[Dataset entries]
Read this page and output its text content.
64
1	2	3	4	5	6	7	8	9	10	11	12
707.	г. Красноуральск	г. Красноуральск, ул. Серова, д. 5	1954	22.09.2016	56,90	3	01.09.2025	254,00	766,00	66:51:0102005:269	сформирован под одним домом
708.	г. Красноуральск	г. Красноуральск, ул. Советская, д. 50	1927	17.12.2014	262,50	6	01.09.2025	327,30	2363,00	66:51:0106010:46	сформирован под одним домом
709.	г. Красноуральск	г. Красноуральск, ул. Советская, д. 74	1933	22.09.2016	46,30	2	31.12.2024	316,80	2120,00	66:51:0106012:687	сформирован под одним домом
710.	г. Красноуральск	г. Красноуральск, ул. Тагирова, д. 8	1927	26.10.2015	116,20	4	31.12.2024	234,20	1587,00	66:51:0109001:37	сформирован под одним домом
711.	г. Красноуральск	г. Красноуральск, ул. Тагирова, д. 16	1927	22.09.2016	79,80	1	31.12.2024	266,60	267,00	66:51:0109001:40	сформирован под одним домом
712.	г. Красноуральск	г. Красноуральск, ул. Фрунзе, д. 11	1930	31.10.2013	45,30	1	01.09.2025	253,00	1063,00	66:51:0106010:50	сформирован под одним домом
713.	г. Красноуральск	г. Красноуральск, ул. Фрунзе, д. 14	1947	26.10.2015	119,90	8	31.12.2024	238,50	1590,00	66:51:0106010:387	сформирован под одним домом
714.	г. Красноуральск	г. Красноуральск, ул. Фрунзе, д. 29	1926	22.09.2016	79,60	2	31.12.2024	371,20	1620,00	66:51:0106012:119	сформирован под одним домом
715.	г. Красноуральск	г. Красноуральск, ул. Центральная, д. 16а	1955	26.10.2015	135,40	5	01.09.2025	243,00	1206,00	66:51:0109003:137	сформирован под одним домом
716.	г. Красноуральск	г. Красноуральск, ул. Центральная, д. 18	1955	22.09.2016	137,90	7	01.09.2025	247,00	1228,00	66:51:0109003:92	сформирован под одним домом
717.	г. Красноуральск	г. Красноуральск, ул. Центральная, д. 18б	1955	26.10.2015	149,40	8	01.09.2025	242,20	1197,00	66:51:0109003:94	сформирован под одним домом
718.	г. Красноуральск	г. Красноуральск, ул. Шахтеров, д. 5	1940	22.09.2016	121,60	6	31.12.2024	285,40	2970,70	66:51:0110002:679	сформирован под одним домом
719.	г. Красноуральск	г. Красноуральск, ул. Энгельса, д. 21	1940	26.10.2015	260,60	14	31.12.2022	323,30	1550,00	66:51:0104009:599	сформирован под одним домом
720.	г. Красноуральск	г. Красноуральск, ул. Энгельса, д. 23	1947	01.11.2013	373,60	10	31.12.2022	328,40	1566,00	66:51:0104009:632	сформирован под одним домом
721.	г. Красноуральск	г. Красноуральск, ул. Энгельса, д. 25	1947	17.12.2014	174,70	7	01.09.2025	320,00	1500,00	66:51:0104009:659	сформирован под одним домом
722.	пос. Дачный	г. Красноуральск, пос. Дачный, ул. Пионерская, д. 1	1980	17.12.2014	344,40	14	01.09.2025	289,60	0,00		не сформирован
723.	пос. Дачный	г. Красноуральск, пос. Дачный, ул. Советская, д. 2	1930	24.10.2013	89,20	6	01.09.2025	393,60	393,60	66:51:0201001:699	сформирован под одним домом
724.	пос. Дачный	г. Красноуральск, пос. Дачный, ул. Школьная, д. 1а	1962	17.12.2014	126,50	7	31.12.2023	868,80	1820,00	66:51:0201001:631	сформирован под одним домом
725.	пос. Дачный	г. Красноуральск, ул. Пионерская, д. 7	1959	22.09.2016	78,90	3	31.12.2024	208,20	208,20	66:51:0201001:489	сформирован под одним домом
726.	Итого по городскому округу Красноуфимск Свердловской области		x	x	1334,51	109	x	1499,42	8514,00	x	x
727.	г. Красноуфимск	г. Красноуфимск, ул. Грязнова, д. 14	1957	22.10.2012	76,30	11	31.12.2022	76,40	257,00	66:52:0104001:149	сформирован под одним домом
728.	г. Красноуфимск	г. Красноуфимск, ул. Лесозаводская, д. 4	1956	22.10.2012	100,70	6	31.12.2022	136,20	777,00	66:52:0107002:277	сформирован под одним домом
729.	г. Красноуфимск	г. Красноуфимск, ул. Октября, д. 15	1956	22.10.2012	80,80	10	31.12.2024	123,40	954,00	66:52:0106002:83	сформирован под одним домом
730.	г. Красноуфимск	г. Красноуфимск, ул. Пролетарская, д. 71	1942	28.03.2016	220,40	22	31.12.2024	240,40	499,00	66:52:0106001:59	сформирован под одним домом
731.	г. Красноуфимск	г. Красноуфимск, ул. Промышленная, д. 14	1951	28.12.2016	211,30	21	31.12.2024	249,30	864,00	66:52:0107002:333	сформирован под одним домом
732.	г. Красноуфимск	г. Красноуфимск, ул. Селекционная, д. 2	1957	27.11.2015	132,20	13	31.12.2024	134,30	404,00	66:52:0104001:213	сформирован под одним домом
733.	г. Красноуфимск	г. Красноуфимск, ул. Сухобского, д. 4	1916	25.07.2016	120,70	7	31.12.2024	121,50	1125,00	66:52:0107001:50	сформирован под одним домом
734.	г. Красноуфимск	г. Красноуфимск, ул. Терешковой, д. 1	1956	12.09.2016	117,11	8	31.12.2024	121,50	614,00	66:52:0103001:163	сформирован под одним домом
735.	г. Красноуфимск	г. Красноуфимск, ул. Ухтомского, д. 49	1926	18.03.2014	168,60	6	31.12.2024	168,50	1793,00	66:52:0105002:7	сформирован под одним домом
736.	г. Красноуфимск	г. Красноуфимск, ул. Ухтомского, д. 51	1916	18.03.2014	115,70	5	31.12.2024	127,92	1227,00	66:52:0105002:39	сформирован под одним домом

_Your objective_
List every line above containing the word "Фрунзе".

_The solution_
712.	г. Красноуральск	г. Красноуральск, ул. Фрунзе, д. 11	1930	31.10.2013	45,30	1	01.09.2025	253,00	1063,00	66:51:0106010:50	сформирован под одним домом
713.	г. Красноуральск	г. Красноуральск, ул. Фрунзе, д. 14	1947	26.10.2015	119,90	8	31.12.2024	238,50	1590,00	66:51:0106010:387	сформирован под одним домом
714.	г. Красноуральск	г. Красноуральск, ул. Фрунзе, д. 29	1926	22.09.2016	79,60	2	31.12.2024	371,20	1620,00	66:51:0106012:119	сформирован под одним домом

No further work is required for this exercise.